**Your instructions:**
Copy out every line in which the string "this" occurs.

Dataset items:
#####
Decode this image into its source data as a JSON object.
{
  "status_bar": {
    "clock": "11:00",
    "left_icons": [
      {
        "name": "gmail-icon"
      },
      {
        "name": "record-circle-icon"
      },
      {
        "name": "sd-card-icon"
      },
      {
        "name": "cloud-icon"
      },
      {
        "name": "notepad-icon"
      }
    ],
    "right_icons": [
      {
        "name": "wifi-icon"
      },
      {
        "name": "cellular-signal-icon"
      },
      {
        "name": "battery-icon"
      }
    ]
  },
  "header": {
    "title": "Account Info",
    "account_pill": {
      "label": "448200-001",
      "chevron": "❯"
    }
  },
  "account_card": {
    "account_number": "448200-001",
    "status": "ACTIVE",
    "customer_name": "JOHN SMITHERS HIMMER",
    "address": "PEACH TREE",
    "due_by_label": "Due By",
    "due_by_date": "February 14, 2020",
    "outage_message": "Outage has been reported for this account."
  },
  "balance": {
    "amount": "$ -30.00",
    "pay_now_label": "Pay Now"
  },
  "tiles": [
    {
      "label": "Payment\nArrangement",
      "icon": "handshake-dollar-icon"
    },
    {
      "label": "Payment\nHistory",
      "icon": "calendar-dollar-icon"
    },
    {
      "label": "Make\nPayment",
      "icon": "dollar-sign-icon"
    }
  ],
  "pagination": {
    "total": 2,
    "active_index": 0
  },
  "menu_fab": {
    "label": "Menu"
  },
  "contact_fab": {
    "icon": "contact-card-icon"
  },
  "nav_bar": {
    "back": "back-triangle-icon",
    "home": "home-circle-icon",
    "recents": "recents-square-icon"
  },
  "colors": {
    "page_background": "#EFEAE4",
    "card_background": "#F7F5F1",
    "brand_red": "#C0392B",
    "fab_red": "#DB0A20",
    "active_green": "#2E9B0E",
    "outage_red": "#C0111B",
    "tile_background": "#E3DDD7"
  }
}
#####
**Full output:**
Decode this image into its source data as a JSON object.
    "outage_message": "Outage has been reported for this account."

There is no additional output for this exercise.